# [Brief]
Copy out all the lines in the records that include the word "type".
-- begin Data records --
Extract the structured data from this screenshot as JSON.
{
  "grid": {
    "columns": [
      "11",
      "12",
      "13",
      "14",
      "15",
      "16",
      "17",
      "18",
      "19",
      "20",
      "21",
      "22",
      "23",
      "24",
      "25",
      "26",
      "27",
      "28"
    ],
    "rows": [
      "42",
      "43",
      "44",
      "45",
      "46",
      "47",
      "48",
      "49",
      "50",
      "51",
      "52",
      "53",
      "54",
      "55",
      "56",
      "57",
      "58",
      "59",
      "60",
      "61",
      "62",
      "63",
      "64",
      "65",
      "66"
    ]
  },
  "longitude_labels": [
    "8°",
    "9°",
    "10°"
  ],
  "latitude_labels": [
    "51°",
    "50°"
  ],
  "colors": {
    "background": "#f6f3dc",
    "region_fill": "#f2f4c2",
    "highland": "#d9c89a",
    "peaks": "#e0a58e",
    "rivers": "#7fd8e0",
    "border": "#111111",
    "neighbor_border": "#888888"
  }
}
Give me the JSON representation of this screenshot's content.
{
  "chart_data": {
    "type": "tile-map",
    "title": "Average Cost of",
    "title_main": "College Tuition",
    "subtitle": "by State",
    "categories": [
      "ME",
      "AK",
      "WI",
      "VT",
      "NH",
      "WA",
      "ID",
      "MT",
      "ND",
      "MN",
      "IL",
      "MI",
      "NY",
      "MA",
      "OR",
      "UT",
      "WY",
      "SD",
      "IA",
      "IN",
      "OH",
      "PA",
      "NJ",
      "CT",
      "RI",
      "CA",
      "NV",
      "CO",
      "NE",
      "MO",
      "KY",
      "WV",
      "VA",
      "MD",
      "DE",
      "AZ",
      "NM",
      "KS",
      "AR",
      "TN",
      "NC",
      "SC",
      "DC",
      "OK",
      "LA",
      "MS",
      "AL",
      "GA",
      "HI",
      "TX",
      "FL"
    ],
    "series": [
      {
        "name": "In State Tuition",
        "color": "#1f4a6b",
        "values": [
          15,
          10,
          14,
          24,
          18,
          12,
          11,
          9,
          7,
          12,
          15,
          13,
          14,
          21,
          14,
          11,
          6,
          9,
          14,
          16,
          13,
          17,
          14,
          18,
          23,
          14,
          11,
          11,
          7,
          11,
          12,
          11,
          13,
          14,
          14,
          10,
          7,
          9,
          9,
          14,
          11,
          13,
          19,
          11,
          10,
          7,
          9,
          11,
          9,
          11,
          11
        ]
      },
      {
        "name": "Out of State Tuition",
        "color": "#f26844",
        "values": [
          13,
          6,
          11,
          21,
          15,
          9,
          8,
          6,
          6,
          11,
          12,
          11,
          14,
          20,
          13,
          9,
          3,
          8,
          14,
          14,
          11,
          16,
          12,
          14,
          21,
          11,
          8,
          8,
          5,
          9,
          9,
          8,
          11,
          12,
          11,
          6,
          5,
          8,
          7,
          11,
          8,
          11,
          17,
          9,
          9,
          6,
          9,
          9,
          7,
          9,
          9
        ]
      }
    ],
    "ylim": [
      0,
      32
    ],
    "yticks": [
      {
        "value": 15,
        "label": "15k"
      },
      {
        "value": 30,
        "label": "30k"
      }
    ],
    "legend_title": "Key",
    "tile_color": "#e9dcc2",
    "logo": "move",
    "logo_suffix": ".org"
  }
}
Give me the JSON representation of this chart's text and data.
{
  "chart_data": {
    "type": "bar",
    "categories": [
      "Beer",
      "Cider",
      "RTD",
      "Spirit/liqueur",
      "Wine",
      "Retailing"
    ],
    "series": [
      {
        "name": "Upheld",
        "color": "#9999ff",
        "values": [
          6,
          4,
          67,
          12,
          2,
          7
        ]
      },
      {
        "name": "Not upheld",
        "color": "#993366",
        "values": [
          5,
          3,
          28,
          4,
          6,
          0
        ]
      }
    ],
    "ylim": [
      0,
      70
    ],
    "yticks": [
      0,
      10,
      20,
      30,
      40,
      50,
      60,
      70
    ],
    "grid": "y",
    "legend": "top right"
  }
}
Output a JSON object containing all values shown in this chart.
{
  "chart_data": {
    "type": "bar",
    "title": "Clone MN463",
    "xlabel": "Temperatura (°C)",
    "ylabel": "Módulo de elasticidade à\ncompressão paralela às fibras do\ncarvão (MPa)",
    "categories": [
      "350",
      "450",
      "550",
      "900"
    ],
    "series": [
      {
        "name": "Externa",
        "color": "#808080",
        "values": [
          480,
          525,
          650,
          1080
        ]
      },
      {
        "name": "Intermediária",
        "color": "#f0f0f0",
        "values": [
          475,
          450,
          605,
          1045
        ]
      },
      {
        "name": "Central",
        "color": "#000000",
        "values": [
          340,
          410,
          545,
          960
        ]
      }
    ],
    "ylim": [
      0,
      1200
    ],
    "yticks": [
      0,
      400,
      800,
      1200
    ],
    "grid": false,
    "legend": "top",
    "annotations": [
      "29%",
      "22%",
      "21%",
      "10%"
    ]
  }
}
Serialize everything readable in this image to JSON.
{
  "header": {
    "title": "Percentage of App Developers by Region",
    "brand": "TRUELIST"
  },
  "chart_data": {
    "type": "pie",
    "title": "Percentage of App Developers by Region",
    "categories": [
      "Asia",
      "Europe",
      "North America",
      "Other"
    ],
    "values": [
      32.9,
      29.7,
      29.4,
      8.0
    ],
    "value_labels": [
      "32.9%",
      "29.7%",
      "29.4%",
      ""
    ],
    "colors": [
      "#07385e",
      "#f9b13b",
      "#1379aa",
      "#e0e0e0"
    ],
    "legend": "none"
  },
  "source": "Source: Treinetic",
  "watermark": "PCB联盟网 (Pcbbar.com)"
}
-- end Data records --
# [Response to the exercise]
    "type": "tile-map",
    "type": "bar",
    "type": "bar",
    "type": "pie",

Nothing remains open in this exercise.